Rows from a layout dataset:
· · ·
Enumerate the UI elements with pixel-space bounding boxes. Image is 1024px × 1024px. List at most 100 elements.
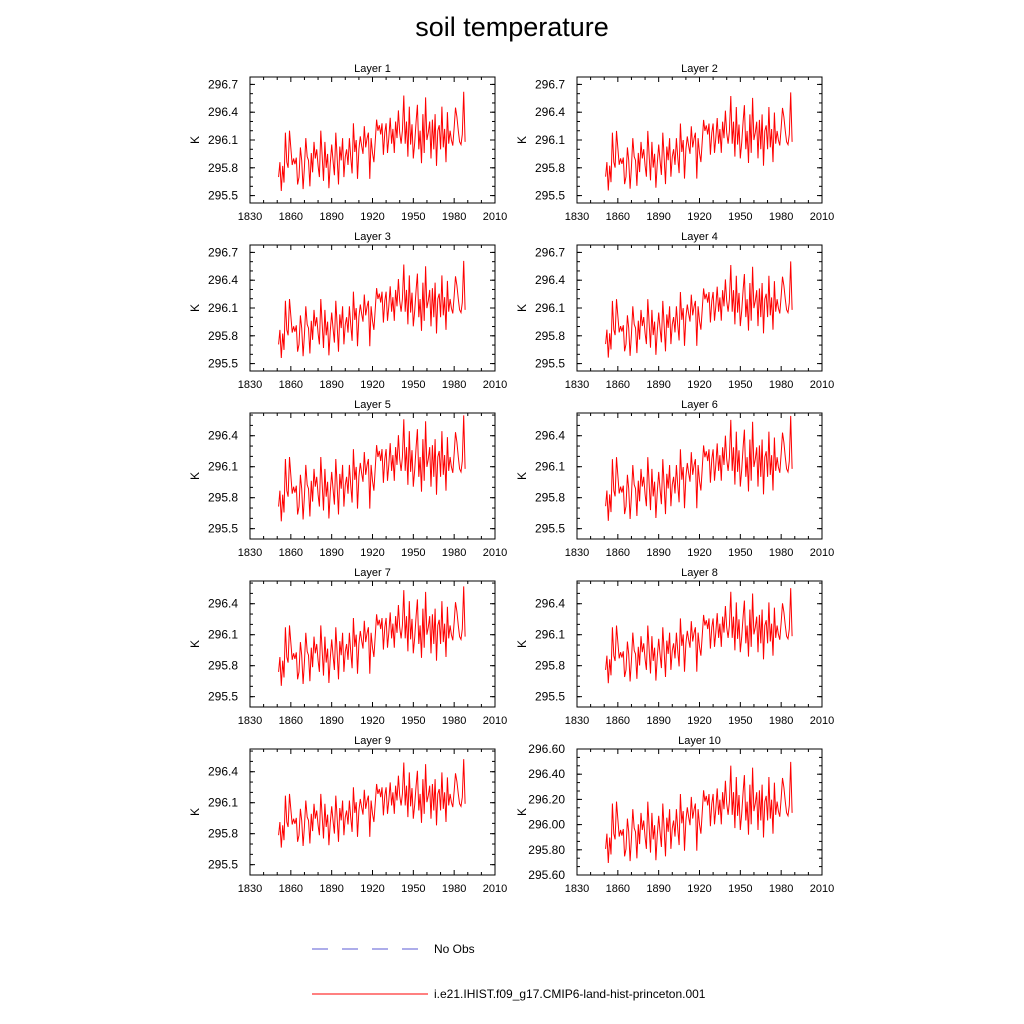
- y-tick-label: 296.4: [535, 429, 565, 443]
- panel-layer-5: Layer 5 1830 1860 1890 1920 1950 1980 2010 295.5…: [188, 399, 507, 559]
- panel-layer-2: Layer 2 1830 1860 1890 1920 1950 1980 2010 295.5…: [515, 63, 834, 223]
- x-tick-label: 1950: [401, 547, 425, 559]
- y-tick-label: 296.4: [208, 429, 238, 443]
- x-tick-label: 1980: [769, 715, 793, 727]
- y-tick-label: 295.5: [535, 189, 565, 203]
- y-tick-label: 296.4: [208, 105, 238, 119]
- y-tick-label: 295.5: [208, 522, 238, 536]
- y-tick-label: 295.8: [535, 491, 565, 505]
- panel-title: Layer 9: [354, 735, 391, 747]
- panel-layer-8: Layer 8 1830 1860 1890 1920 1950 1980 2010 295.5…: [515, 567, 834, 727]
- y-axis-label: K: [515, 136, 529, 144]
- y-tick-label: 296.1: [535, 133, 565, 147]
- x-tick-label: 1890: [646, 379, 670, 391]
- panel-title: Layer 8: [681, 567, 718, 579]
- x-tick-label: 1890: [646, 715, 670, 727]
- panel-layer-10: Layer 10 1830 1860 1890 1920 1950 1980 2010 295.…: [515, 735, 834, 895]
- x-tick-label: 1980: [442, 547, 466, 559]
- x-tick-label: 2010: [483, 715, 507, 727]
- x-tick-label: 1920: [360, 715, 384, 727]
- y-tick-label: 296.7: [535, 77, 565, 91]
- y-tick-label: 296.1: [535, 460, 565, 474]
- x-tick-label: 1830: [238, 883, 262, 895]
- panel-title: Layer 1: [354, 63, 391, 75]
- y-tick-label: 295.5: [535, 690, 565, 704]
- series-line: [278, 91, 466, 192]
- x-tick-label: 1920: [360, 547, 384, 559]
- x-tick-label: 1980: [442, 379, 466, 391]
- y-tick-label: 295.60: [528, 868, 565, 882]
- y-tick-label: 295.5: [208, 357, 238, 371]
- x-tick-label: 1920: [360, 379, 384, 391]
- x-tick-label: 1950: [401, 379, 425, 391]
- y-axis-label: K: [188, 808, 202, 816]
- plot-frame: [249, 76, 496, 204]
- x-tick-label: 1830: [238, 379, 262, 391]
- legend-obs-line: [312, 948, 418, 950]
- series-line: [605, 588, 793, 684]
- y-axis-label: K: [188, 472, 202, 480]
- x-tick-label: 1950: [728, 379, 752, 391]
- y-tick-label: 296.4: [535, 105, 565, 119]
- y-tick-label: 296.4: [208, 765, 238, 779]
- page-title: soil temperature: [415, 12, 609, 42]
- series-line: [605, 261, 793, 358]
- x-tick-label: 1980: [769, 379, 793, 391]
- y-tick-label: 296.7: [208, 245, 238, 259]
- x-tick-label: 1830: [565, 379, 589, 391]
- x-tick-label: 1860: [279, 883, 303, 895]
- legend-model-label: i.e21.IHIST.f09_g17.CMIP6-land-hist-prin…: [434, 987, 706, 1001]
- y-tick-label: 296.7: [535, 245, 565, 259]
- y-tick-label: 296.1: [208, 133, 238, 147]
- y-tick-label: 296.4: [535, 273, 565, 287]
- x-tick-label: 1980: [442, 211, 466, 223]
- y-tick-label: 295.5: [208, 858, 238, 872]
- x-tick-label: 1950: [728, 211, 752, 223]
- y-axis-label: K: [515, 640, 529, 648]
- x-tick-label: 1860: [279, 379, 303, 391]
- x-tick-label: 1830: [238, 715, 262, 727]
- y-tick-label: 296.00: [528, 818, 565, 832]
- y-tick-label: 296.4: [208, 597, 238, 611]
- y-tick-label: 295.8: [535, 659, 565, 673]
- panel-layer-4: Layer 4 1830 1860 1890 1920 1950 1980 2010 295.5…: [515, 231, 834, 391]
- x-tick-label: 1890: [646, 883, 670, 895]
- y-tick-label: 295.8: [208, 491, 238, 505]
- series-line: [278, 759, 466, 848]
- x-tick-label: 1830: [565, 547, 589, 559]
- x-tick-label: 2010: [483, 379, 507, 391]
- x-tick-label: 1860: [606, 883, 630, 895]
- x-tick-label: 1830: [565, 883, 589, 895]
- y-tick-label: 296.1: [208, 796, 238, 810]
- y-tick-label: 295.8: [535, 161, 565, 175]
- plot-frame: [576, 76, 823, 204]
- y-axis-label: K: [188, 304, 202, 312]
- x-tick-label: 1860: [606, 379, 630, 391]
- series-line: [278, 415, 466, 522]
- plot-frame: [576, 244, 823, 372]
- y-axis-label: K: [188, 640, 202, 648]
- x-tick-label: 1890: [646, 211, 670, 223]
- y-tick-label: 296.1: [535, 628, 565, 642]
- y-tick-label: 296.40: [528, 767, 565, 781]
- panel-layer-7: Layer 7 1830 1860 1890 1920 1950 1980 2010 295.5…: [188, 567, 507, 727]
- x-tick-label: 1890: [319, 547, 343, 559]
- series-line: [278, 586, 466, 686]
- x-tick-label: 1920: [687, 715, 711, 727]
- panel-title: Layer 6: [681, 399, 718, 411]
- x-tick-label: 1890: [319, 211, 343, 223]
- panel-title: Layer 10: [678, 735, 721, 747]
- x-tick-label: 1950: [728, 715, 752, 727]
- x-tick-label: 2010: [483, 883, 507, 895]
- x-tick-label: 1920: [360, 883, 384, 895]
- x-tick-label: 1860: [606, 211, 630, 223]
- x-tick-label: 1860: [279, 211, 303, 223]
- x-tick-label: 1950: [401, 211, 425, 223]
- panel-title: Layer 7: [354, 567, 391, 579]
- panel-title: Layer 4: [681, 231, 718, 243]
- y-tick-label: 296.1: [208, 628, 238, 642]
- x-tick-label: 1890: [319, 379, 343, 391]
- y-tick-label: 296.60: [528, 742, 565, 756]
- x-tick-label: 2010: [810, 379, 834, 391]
· · ·
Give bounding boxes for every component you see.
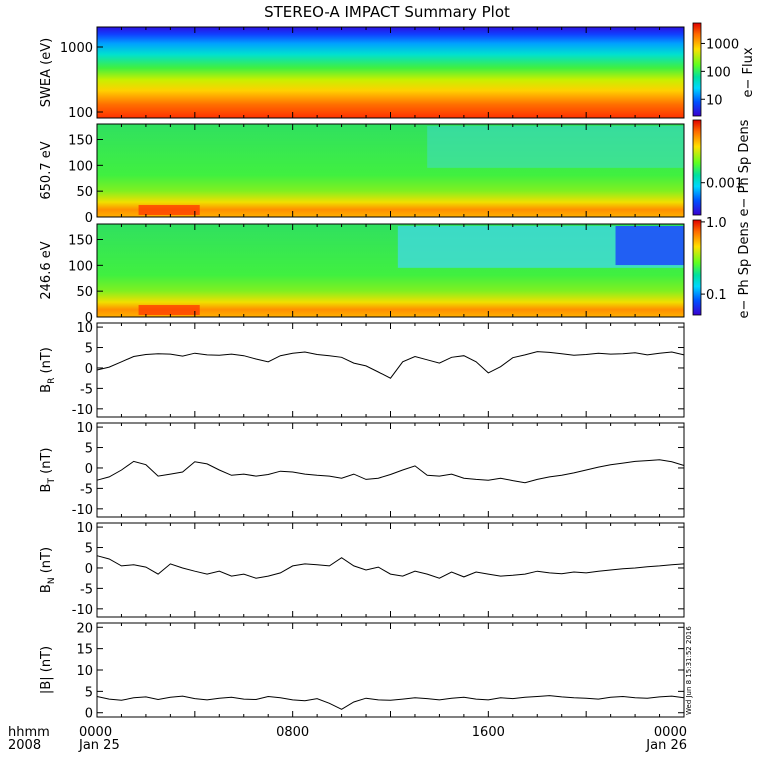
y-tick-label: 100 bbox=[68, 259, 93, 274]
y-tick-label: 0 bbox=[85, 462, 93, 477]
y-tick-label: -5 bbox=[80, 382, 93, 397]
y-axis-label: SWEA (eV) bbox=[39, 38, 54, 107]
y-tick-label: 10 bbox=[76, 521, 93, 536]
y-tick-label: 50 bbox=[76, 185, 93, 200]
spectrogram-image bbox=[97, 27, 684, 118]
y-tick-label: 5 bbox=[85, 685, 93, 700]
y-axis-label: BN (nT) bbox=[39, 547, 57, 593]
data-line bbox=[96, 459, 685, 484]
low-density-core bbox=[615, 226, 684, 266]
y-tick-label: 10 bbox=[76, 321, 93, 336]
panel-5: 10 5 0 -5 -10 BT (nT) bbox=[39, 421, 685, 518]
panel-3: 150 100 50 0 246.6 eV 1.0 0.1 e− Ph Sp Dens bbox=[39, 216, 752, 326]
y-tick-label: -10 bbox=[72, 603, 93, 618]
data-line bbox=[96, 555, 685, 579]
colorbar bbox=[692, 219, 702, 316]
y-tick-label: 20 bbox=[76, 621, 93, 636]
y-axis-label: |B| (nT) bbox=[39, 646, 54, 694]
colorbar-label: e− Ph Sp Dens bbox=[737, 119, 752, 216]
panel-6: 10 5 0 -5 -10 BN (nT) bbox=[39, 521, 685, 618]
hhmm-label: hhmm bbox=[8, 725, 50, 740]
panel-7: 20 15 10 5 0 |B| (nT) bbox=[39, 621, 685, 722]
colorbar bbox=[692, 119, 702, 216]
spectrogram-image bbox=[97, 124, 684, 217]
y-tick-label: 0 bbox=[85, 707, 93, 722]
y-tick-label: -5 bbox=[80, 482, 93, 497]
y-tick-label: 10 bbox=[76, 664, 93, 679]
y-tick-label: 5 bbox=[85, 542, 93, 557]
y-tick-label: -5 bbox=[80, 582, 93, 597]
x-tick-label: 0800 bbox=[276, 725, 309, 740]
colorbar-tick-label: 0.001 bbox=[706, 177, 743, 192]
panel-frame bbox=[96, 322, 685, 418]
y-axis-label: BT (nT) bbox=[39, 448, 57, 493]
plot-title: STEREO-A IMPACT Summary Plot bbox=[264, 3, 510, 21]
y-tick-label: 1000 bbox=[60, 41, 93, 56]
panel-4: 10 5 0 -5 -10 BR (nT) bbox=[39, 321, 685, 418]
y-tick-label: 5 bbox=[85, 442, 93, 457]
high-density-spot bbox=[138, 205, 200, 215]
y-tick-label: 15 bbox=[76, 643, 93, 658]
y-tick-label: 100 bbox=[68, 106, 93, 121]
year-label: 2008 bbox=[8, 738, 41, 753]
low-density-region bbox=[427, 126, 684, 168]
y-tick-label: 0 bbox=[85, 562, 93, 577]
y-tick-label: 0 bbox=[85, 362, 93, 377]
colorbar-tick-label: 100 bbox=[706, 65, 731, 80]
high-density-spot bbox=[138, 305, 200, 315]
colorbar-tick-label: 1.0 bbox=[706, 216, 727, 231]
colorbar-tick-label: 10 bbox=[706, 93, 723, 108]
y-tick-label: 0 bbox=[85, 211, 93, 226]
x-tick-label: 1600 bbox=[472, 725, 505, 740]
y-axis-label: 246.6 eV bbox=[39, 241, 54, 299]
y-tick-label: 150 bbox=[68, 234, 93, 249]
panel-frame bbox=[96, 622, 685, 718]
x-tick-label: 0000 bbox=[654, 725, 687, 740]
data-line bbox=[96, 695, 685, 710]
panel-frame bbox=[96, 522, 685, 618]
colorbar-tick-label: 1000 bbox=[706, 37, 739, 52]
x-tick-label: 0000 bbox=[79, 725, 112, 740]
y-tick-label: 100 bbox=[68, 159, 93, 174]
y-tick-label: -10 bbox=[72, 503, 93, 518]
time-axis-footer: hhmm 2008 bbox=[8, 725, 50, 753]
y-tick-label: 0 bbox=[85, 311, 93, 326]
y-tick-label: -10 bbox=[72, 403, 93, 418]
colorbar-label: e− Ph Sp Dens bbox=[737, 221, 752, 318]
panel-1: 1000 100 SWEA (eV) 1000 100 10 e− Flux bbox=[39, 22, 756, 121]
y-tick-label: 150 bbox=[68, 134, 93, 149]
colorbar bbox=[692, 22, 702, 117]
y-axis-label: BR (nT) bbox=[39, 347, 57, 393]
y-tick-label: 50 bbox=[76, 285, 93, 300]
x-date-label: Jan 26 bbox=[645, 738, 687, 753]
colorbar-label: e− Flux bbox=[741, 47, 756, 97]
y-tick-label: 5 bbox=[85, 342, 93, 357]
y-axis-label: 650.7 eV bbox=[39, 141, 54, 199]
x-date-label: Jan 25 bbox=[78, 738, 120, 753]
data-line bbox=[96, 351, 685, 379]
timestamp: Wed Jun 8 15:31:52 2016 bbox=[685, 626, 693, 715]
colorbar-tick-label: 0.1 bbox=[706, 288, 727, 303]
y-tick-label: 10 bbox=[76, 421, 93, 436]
· · ·
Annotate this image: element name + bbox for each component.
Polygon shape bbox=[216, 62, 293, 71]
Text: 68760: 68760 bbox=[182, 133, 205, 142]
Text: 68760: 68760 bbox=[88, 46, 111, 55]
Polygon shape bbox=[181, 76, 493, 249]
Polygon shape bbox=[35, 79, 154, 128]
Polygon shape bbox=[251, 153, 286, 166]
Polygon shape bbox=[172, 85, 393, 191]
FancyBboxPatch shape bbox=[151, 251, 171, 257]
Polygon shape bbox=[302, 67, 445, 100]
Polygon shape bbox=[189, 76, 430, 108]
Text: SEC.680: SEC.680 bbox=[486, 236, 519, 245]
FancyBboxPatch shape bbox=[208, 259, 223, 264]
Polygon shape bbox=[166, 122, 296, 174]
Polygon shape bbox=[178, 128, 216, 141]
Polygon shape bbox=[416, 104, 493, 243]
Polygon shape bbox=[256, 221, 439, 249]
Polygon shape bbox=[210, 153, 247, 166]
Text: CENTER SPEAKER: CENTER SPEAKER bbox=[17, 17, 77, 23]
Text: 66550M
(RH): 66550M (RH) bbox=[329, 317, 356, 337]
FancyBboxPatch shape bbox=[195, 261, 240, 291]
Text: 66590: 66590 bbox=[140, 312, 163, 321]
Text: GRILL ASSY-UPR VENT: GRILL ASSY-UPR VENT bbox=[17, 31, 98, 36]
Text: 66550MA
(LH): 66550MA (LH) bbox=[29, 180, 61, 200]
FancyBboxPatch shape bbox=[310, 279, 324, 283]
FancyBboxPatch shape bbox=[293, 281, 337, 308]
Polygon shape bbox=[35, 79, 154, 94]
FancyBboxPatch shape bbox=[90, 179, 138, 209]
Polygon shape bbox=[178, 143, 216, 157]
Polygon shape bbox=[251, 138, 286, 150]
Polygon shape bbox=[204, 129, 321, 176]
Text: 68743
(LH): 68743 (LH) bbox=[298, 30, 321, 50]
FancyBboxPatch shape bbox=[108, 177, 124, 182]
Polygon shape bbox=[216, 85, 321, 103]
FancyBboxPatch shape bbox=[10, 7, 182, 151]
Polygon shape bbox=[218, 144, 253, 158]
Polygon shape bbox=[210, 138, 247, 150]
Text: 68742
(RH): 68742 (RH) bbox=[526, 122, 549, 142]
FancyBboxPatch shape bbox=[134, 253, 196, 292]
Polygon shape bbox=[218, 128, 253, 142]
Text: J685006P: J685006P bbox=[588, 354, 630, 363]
· · ·
§ **Exercise prompt**
Print the part of the listing above that opens with the line containing "y-tick-label: 100 bbox=[68, 259, 93, 274]" and closes with the line containing "y-tick-label: 150 bbox=[68, 234, 93, 249]", both included, copying each line exactly.

§ **Full solution**
y-tick-label: 100 bbox=[68, 259, 93, 274]
y-tick-label: 0 bbox=[85, 462, 93, 477]
y-tick-label: -5 bbox=[80, 382, 93, 397]
y-axis-label: SWEA (eV) bbox=[39, 38, 54, 107]
y-tick-label: 10 bbox=[76, 521, 93, 536]
y-tick-label: 50 bbox=[76, 185, 93, 200]
spectrogram-image bbox=[97, 27, 684, 118]
y-tick-label: 5 bbox=[85, 685, 93, 700]
y-axis-label: BN (nT) bbox=[39, 547, 57, 593]
data-line bbox=[96, 459, 685, 484]
low-density-core bbox=[615, 226, 684, 266]
y-tick-label: 10 bbox=[76, 321, 93, 336]
panel-5: 10 5 0 -5 -10 BT (nT) bbox=[39, 421, 685, 518]
panel-3: 150 100 50 0 246.6 eV 1.0 0.1 e− Ph Sp Dens bbox=[39, 216, 752, 326]
y-tick-label: -10 bbox=[72, 603, 93, 618]
data-line bbox=[96, 555, 685, 579]
colorbar bbox=[692, 219, 702, 316]
y-tick-label: 20 bbox=[76, 621, 93, 636]
y-axis-label: |B| (nT) bbox=[39, 646, 54, 694]
colorbar-label: e− Ph Sp Dens bbox=[737, 119, 752, 216]
panel-6: 10 5 0 -5 -10 BN (nT) bbox=[39, 521, 685, 618]
hhmm-label: hhmm bbox=[8, 725, 50, 740]
panel-7: 20 15 10 5 0 |B| (nT) bbox=[39, 621, 685, 722]
colorbar bbox=[692, 119, 702, 216]
spectrogram-image bbox=[97, 124, 684, 217]
y-tick-label: 0 bbox=[85, 707, 93, 722]
y-tick-label: -5 bbox=[80, 482, 93, 497]
y-tick-label: 10 bbox=[76, 664, 93, 679]
y-tick-label: 5 bbox=[85, 542, 93, 557]
y-tick-label: -5 bbox=[80, 582, 93, 597]
x-tick-label: 0800 bbox=[276, 725, 309, 740]
colorbar-tick-label: 0.001 bbox=[706, 177, 743, 192]
panel-frame bbox=[96, 322, 685, 418]
y-axis-label: BT (nT) bbox=[39, 448, 57, 493]
plot-title: STEREO-A IMPACT Summary Plot bbox=[264, 3, 510, 21]
y-tick-label: 1000 bbox=[60, 41, 93, 56]
panel-4: 10 5 0 -5 -10 BR (nT) bbox=[39, 321, 685, 418]
y-tick-label: 5 bbox=[85, 442, 93, 457]
high-density-spot bbox=[138, 205, 200, 215]
y-tick-label: 15 bbox=[76, 643, 93, 658]
y-tick-label: 100 bbox=[68, 106, 93, 121]
year-label: 2008 bbox=[8, 738, 41, 753]
low-density-region bbox=[427, 126, 684, 168]
y-tick-label: 0 bbox=[85, 562, 93, 577]
y-tick-label: 0 bbox=[85, 362, 93, 377]
colorbar-tick-label: 100 bbox=[706, 65, 731, 80]
high-density-spot bbox=[138, 305, 200, 315]
colorbar-tick-label: 1.0 bbox=[706, 216, 727, 231]
colorbar-tick-label: 10 bbox=[706, 93, 723, 108]
y-tick-label: 0 bbox=[85, 211, 93, 226]
x-tick-label: 1600 bbox=[472, 725, 505, 740]
y-axis-label: 246.6 eV bbox=[39, 241, 54, 299]
y-tick-label: 150 bbox=[68, 234, 93, 249]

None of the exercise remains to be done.